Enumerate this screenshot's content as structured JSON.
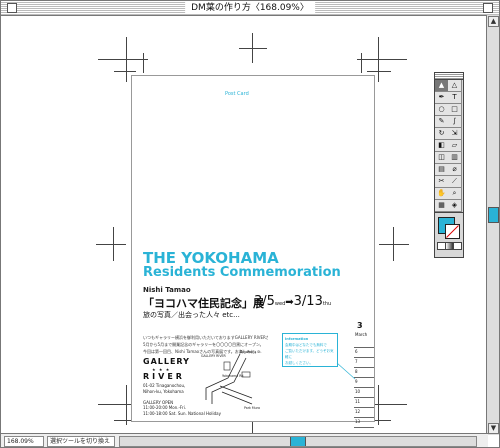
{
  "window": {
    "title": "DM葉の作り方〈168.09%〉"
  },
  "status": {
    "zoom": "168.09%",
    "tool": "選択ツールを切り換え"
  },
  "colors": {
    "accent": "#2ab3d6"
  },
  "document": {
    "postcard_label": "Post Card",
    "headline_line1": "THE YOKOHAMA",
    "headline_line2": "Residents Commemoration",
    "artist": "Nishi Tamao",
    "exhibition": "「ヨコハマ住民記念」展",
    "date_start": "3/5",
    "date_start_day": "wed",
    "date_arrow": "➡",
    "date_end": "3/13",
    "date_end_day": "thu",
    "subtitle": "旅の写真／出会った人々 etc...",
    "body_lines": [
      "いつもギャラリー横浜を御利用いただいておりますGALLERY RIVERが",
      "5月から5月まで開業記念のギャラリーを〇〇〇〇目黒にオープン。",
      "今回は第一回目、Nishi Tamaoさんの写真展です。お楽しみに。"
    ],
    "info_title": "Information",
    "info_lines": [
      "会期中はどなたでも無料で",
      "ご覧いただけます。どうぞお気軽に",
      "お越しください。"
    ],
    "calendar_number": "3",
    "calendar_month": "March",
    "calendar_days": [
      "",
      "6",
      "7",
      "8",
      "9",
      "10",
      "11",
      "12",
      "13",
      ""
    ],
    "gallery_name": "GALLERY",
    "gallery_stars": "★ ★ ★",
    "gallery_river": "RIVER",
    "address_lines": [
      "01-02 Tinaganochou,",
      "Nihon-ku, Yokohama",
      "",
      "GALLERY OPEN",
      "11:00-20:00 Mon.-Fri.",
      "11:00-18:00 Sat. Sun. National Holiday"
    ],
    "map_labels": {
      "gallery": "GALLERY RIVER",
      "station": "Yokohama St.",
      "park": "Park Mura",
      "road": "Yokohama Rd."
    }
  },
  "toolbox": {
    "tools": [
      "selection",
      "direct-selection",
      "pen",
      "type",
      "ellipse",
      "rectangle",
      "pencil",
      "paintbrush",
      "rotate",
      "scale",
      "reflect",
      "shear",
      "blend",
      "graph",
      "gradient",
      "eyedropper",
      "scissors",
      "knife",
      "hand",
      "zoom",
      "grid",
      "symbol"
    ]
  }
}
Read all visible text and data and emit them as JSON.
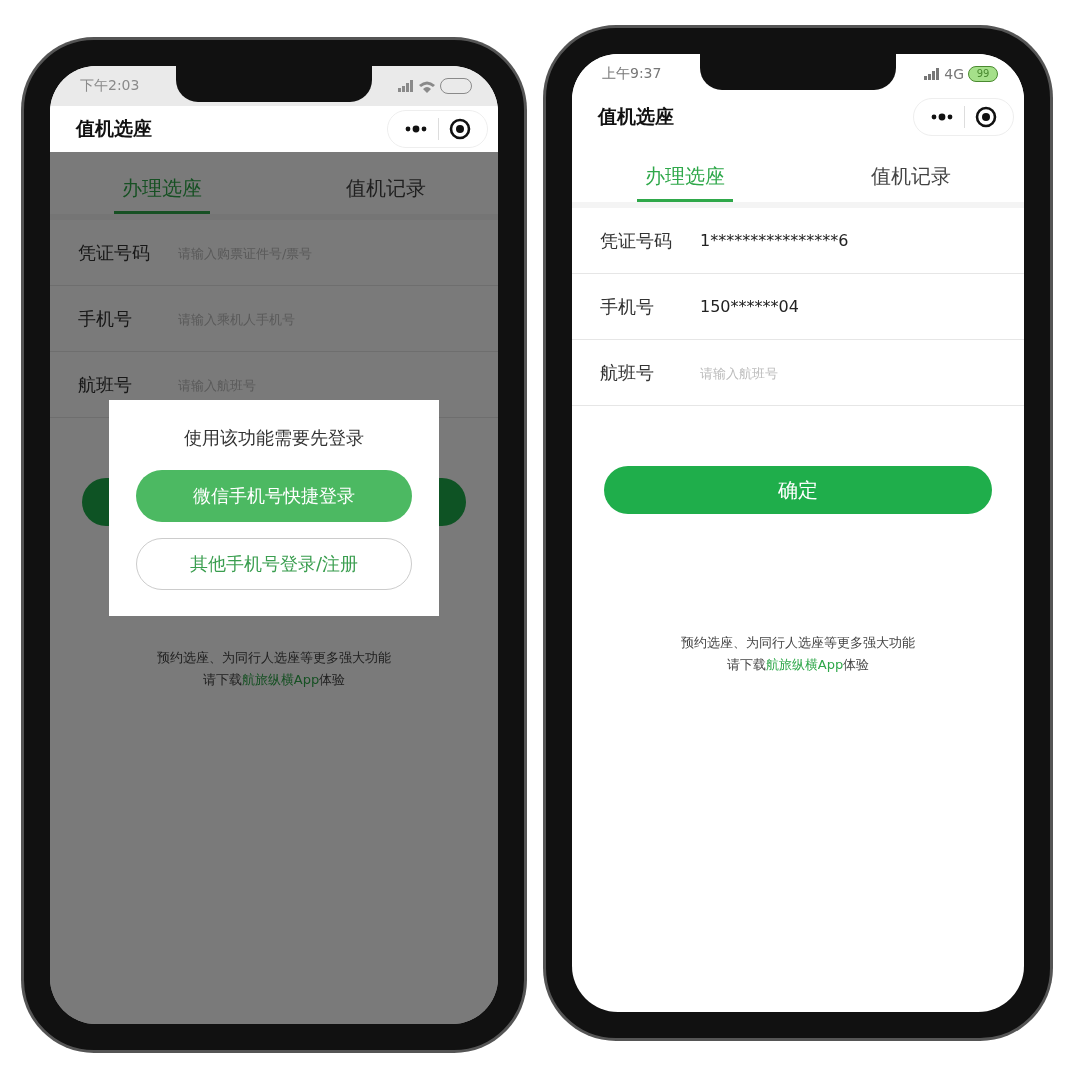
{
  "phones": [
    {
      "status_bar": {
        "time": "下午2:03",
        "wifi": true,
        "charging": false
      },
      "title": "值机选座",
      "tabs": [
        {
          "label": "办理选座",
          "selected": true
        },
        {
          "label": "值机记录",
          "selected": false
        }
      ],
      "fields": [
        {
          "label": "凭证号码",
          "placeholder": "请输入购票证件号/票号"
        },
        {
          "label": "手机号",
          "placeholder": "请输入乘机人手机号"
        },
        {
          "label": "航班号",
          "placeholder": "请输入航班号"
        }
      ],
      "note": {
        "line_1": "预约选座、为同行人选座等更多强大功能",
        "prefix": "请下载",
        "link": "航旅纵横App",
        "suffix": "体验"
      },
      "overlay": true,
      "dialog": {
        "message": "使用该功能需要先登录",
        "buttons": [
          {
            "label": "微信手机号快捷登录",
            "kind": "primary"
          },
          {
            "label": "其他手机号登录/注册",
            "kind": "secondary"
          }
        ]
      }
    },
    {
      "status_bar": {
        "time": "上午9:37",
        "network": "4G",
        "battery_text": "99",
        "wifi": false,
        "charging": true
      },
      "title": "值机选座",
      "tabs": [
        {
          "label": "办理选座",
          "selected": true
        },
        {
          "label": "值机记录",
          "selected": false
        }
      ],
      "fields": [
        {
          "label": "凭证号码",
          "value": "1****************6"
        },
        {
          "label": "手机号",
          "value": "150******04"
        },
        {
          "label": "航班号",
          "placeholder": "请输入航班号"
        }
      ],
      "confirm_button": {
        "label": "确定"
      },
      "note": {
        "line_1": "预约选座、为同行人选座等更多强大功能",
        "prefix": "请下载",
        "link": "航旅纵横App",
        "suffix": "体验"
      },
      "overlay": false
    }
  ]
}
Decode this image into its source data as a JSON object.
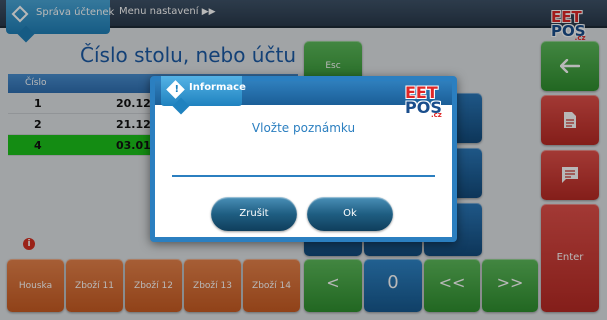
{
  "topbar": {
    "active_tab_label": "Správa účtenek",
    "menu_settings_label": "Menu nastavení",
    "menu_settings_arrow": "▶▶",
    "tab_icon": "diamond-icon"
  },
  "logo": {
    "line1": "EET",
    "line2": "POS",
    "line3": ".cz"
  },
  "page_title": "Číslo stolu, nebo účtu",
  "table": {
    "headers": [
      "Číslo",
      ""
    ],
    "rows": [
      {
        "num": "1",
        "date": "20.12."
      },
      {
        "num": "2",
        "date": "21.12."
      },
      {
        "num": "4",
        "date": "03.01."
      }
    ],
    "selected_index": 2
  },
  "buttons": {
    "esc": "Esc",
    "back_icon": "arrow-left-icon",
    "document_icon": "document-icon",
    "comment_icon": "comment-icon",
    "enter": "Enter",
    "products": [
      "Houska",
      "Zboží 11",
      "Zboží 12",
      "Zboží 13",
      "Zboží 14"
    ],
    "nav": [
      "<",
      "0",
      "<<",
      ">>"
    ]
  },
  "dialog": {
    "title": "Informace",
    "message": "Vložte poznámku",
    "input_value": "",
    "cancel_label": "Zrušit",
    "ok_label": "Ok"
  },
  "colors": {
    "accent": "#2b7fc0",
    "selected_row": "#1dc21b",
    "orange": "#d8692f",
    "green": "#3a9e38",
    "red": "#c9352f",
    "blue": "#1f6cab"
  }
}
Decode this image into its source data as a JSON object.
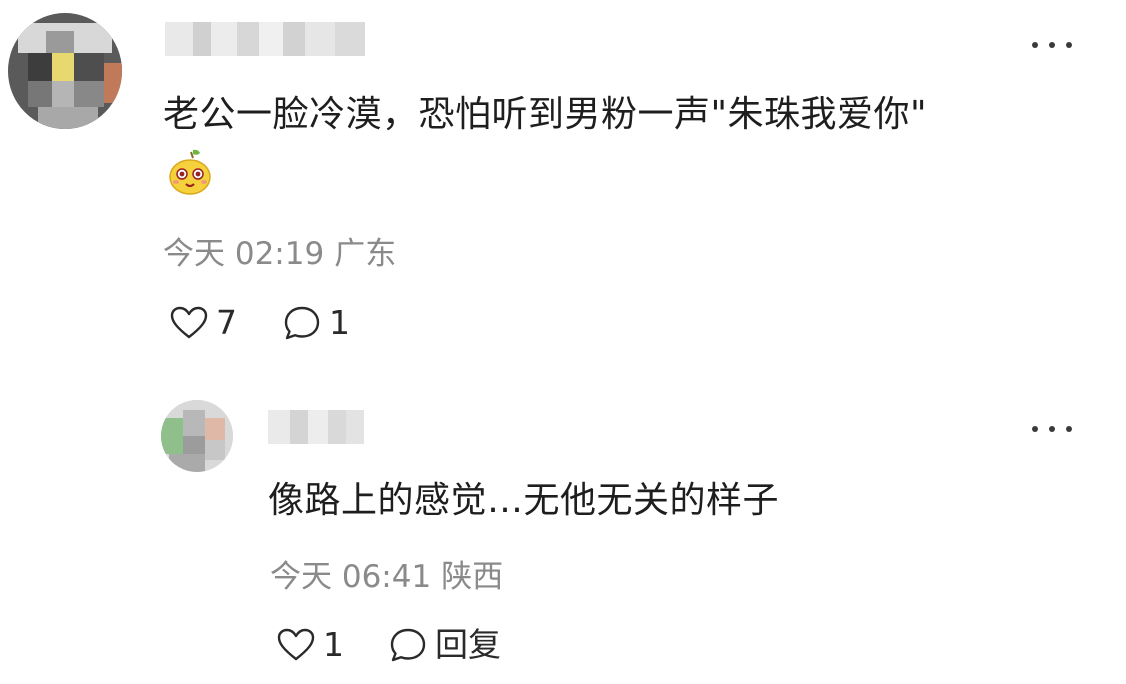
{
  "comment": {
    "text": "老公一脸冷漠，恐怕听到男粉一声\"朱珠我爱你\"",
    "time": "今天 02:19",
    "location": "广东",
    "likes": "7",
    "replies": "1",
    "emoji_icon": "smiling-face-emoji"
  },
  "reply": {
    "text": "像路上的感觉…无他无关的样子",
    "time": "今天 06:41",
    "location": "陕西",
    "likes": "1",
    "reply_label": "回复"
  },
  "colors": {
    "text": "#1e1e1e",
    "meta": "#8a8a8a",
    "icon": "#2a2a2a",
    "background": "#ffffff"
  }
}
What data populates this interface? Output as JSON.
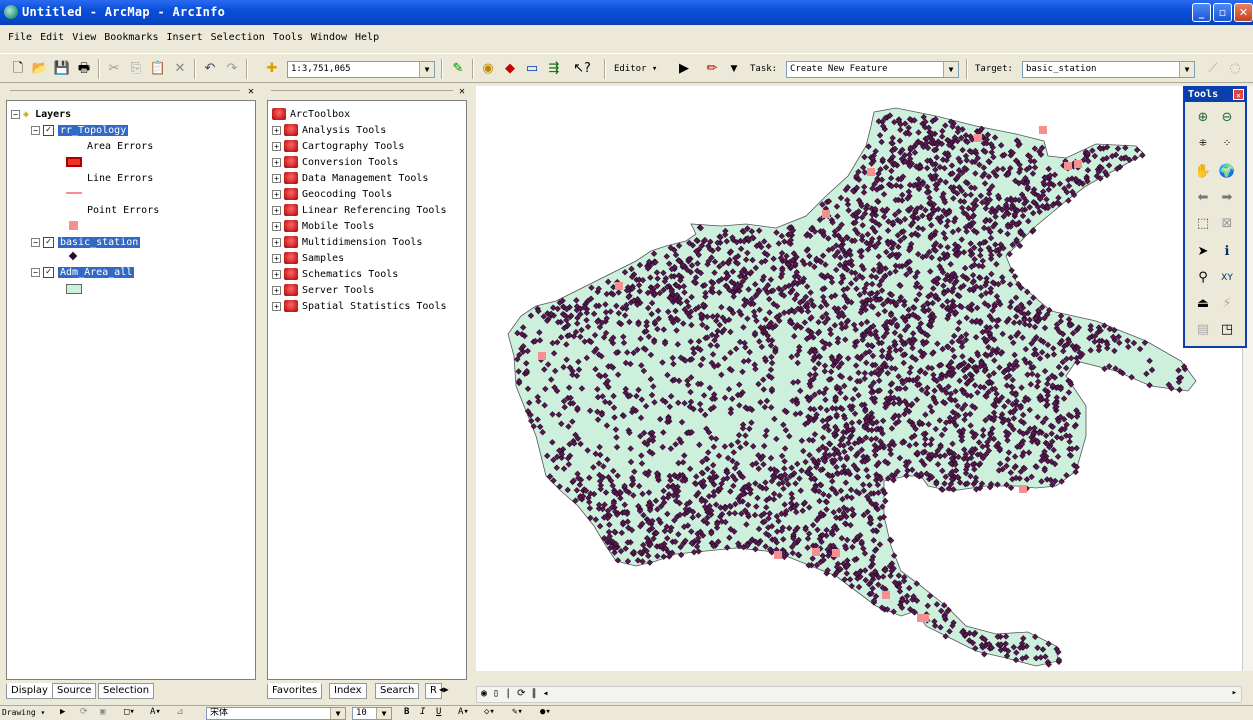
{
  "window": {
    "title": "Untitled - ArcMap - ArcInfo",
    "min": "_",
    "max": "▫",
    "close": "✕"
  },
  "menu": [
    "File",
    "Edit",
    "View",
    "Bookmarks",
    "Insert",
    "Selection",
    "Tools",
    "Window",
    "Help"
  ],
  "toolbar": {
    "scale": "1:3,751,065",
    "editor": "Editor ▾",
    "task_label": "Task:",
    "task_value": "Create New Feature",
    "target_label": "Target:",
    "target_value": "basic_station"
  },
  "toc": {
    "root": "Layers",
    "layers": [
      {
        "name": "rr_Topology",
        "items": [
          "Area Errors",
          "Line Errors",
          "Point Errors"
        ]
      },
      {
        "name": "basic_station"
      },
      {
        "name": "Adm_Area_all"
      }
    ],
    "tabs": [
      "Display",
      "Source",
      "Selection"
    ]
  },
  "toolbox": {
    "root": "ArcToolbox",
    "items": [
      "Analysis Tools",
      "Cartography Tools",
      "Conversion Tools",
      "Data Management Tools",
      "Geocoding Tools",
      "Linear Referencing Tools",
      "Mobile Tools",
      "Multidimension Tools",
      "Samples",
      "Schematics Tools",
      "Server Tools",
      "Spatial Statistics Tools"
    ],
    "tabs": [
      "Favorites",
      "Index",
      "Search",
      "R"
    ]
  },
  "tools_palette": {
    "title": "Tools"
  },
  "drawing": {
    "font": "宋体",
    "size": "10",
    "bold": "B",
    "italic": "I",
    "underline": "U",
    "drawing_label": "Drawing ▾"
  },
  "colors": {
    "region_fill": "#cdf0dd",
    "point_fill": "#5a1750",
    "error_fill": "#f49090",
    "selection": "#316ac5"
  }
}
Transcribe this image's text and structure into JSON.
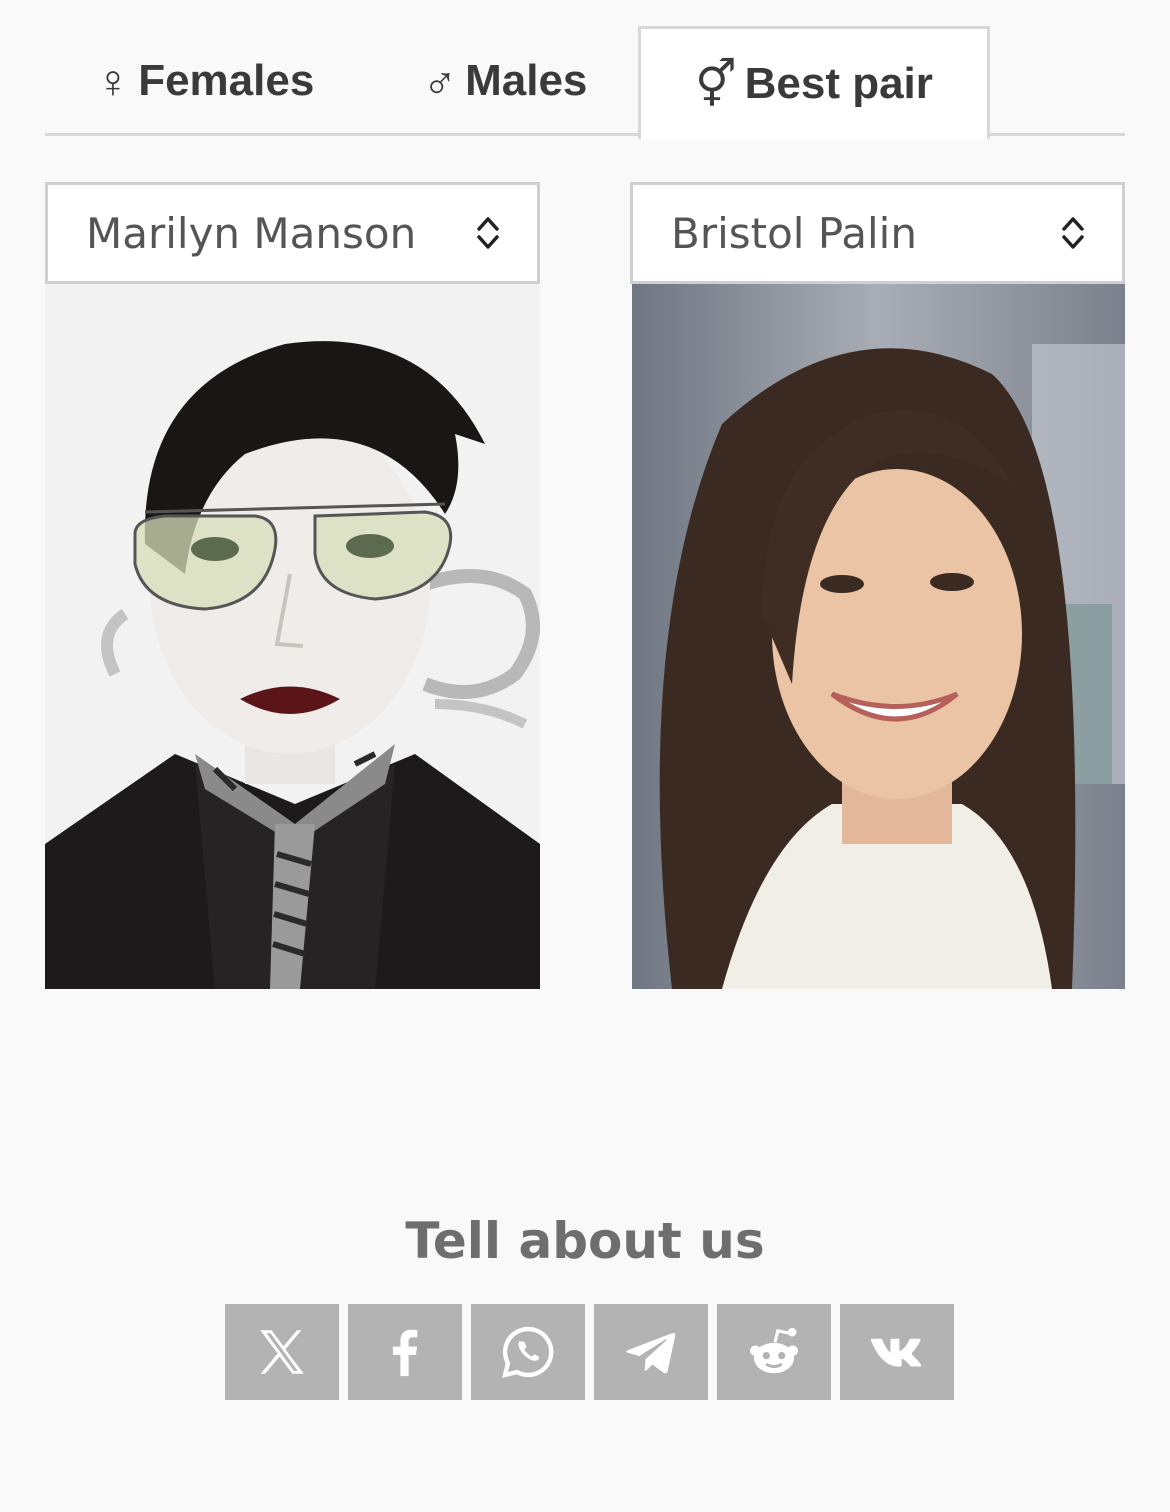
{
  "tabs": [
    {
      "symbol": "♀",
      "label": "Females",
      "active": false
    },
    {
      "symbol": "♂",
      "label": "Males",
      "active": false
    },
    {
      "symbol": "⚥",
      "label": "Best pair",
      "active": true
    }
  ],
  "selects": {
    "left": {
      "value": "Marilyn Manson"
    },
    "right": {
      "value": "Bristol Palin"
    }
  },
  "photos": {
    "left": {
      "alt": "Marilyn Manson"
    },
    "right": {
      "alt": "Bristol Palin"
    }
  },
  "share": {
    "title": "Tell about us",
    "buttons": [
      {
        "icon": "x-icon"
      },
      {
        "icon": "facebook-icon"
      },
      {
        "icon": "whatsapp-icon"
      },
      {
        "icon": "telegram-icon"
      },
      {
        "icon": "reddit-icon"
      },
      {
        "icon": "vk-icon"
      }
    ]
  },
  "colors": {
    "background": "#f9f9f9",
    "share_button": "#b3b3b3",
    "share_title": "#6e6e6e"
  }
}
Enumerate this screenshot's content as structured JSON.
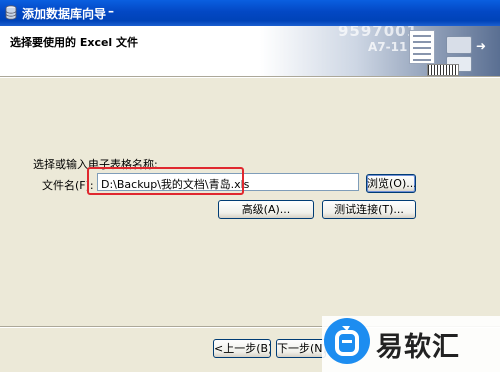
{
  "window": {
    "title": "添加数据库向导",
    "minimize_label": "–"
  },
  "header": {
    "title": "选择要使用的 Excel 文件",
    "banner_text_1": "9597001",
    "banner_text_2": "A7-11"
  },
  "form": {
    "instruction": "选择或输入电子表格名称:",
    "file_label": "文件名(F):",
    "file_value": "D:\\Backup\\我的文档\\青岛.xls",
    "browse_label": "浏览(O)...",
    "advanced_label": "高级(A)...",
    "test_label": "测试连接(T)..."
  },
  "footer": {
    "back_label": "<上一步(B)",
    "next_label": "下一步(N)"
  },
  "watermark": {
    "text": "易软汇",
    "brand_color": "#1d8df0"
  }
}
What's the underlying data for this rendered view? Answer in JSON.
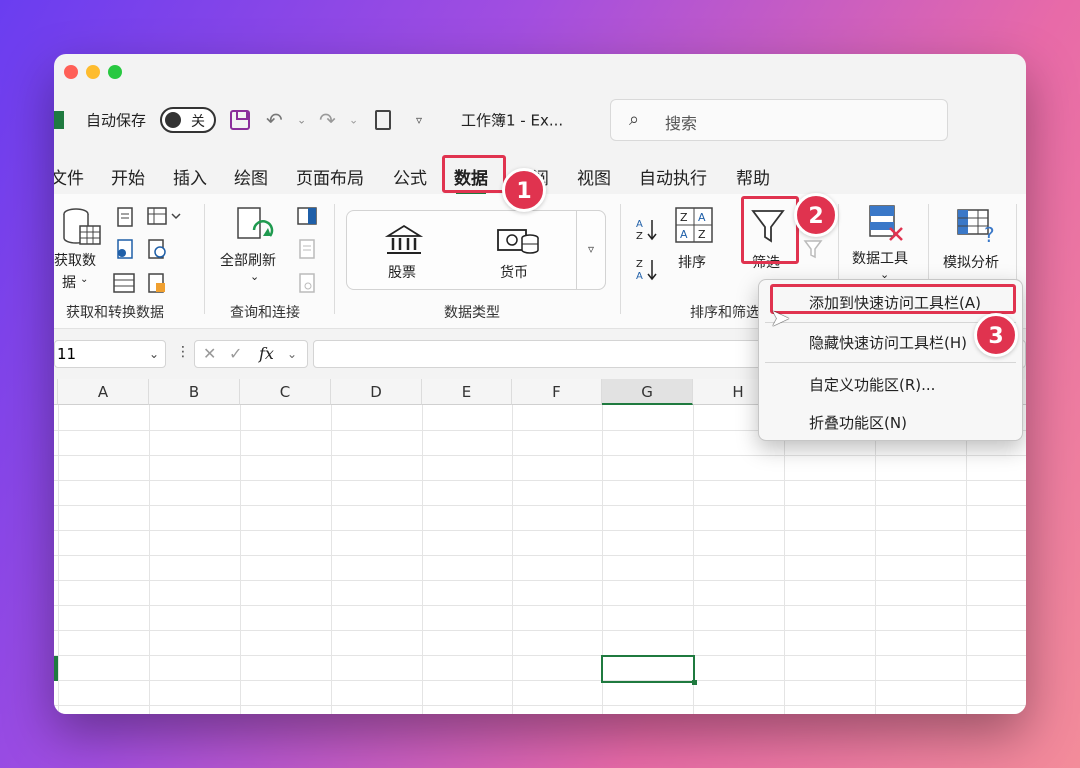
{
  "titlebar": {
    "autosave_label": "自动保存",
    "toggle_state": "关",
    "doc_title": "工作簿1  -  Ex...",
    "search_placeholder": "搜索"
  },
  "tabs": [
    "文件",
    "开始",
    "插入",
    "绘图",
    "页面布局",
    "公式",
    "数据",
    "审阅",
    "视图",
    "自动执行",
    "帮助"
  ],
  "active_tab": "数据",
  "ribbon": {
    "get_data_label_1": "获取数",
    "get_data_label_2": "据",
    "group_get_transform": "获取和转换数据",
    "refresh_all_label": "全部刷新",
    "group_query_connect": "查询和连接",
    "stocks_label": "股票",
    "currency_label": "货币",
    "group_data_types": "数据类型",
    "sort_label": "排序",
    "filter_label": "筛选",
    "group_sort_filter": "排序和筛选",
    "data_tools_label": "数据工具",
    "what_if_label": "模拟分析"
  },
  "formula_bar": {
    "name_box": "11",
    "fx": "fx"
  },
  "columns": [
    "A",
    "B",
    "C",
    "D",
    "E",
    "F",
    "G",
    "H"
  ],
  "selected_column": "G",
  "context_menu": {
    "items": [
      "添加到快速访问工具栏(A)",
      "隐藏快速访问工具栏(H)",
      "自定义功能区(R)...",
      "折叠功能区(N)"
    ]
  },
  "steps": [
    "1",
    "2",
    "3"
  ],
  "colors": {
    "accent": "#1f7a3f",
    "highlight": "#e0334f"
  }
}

* * * * *

WHAT TO DO = For each line above that contains the word "message", copy that line.

EXPECTED OUTPUT =
        "message": "使用该功能需要先登录",
    "message": "Vložte poznámku",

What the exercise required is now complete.